** START Given records **

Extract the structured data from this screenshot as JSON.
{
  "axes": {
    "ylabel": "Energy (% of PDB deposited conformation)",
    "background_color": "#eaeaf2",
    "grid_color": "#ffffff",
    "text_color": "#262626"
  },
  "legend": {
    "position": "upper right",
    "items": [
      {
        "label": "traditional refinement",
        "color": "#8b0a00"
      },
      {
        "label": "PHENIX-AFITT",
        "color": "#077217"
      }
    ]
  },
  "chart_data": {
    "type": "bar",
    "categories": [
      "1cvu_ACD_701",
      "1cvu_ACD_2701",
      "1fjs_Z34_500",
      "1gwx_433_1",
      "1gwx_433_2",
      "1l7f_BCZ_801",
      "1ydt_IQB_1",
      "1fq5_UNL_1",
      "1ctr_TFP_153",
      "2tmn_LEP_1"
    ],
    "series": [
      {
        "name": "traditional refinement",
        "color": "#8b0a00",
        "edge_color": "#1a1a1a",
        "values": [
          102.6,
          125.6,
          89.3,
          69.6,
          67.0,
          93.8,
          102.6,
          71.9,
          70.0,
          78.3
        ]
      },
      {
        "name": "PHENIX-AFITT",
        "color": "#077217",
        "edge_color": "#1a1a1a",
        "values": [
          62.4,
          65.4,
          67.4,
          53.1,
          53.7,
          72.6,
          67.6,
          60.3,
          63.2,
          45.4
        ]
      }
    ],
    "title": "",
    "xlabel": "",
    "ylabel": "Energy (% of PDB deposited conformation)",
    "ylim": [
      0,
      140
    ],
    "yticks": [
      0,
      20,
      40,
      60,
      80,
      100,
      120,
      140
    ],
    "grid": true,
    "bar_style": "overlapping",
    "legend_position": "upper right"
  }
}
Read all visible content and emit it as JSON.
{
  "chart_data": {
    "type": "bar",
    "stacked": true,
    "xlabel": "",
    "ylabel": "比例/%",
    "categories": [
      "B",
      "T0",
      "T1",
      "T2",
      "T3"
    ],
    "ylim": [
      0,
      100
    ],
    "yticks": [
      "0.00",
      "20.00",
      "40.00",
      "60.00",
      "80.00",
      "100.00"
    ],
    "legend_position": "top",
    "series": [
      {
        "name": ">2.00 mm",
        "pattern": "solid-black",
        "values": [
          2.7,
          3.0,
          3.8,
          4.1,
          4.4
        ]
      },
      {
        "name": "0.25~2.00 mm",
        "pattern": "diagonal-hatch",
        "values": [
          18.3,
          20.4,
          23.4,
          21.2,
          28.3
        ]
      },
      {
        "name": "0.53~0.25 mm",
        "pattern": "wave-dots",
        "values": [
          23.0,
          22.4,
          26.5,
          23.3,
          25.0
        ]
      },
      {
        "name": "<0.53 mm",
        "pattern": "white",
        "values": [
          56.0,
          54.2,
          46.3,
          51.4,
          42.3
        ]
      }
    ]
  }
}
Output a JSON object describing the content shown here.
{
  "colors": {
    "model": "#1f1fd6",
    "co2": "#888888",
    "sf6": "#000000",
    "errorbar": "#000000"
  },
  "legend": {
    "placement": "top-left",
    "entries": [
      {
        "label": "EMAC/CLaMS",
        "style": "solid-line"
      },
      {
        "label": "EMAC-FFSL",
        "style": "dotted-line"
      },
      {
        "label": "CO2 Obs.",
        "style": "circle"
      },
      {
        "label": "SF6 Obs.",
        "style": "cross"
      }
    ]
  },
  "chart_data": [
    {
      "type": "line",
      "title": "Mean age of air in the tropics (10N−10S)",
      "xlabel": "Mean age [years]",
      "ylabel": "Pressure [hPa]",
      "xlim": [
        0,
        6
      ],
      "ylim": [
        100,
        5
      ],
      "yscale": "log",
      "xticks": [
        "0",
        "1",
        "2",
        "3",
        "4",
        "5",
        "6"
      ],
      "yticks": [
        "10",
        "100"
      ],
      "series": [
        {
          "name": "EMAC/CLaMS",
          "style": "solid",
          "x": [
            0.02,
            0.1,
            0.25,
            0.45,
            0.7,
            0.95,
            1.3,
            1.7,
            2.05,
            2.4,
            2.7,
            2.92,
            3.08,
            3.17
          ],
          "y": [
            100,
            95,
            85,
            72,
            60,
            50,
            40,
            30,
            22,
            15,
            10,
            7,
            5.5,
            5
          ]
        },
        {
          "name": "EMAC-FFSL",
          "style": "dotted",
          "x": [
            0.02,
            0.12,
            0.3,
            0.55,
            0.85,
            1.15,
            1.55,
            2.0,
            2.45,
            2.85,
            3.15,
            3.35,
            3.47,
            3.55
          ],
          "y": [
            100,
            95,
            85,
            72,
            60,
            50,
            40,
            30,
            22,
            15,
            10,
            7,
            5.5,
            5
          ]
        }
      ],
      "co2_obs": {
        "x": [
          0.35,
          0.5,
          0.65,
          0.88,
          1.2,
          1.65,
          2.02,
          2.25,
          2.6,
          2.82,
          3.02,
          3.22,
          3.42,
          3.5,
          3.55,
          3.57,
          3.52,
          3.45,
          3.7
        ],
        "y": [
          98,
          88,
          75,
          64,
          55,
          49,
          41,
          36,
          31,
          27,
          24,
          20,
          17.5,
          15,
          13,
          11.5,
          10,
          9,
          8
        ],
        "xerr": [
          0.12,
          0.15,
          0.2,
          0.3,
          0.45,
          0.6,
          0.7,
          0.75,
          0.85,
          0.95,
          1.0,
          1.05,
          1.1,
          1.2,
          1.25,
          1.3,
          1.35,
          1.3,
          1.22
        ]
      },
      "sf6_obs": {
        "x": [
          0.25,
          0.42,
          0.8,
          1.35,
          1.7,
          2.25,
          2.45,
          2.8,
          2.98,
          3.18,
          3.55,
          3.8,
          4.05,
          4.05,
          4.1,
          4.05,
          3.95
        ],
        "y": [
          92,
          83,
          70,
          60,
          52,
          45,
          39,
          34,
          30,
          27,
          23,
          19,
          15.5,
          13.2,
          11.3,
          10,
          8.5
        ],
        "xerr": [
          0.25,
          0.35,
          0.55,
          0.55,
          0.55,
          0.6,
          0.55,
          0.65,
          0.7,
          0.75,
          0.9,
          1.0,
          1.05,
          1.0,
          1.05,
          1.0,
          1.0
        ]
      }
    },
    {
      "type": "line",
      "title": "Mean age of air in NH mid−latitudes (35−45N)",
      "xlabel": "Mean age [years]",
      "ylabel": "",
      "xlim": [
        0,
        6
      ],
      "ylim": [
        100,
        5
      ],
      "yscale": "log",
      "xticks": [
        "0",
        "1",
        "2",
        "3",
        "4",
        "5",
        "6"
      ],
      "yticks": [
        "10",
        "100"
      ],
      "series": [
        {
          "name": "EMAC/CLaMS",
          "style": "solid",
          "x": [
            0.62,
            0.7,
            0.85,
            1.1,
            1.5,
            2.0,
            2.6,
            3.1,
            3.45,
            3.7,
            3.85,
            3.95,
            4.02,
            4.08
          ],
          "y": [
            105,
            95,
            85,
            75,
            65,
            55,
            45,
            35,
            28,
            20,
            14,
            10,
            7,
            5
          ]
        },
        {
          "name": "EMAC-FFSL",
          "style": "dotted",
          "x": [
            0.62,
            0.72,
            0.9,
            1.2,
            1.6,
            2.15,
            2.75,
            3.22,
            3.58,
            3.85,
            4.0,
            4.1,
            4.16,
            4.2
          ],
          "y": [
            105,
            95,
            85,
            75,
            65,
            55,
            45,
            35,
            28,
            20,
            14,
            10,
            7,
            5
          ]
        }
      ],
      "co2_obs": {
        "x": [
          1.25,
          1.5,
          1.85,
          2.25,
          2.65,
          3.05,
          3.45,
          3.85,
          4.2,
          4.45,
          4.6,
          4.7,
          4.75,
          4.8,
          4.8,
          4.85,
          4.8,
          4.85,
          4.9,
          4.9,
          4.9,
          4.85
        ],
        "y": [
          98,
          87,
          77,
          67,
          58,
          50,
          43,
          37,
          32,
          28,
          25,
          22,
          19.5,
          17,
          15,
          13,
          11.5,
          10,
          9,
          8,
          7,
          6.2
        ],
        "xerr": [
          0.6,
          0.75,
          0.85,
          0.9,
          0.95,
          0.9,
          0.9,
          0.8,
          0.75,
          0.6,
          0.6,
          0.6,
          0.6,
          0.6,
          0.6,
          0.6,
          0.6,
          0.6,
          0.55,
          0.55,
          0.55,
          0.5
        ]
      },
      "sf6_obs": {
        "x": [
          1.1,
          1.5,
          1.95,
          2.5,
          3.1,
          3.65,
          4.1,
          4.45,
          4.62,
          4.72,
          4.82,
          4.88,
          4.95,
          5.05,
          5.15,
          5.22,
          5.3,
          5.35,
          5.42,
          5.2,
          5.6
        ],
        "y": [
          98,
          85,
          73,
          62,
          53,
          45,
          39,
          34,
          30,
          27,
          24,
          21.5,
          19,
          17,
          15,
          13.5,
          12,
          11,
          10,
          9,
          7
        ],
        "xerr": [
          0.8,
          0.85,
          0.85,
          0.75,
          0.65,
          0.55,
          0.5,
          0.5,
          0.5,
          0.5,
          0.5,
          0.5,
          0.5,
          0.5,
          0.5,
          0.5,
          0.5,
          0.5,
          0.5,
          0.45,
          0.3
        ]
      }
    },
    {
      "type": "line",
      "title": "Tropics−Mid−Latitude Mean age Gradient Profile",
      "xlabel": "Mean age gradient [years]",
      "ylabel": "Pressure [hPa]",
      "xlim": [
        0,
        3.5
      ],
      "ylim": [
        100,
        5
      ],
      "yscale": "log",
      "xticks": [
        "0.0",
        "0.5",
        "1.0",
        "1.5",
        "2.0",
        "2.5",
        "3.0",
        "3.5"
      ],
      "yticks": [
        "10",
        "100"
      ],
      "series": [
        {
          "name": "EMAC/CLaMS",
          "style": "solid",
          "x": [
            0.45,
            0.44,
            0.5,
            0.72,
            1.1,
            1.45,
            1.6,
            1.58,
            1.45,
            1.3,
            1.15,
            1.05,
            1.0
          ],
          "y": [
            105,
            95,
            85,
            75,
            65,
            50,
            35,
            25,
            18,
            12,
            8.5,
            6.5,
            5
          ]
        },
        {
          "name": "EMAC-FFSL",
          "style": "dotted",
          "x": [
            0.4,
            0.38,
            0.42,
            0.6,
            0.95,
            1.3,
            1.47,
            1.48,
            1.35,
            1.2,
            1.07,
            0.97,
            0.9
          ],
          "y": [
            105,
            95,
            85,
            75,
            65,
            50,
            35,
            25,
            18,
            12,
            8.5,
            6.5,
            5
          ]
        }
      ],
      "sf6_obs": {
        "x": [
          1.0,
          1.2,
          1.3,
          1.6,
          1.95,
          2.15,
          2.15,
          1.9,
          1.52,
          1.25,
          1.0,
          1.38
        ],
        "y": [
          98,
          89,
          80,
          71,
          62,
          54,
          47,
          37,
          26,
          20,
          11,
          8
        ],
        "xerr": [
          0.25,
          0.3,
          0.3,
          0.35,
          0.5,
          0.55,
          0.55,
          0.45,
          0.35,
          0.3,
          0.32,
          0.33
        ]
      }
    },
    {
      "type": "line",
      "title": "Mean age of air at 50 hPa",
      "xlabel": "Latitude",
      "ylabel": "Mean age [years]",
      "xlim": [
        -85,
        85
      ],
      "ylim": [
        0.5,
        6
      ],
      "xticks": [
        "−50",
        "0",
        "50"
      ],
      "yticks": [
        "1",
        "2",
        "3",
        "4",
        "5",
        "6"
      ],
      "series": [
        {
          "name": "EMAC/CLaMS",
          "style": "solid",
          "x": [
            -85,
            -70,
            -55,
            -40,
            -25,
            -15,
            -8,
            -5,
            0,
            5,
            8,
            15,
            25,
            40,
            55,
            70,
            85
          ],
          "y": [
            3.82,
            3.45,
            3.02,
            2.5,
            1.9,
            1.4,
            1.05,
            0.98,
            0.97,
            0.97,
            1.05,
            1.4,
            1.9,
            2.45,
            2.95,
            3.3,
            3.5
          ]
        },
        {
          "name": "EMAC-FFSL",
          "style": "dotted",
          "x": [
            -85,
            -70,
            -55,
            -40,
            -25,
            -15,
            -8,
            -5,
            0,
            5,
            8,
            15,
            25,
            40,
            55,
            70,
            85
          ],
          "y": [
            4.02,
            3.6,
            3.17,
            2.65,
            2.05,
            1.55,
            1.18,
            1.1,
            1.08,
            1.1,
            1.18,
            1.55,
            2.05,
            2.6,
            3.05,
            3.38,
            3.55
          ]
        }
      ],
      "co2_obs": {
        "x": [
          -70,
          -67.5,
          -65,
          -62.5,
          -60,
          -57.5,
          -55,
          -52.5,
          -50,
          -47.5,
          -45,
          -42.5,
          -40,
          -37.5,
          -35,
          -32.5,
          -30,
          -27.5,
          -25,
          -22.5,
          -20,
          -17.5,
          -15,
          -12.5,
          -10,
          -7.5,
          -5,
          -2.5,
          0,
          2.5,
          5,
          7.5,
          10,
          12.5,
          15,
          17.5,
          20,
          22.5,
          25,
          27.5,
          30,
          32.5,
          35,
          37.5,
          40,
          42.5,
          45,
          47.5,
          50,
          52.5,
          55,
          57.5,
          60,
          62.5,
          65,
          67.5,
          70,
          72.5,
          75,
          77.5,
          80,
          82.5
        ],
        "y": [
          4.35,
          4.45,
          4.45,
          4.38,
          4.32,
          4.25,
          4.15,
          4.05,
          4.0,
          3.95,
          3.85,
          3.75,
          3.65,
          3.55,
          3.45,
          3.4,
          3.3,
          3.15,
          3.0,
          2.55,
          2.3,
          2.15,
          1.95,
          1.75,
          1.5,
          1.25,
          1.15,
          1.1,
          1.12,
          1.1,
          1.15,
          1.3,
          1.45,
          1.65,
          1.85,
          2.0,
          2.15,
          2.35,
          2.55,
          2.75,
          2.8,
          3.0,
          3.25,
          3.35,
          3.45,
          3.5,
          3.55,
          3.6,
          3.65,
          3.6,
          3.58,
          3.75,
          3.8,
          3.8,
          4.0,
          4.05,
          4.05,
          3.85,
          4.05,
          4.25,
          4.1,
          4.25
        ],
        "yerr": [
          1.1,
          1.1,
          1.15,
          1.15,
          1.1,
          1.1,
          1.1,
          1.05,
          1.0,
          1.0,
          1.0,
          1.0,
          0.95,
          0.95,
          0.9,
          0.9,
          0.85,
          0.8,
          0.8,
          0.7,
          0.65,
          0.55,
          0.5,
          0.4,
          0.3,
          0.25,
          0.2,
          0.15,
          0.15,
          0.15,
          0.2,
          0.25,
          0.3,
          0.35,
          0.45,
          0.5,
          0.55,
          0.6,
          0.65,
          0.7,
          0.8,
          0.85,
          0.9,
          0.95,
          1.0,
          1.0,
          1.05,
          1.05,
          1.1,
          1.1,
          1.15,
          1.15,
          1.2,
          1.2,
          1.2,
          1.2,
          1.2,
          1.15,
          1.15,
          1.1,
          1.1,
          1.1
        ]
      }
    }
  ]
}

** END Given records **

What you should do >>
Check each line above for the word "Mean", and copy the lines where it appears.

Exercise result >>
      "title": "Mean age of air in the tropics (10N−10S)",
      "xlabel": "Mean age [years]",
      "title": "Mean age of air in NH mid−latitudes (35−45N)",
      "xlabel": "Mean age [years]",
      "title": "Tropics−Mid−Latitude Mean age Gradient Profile",
      "xlabel": "Mean age gradient [years]",
      "title": "Mean age of air at 50 hPa",
      "ylabel": "Mean age [years]",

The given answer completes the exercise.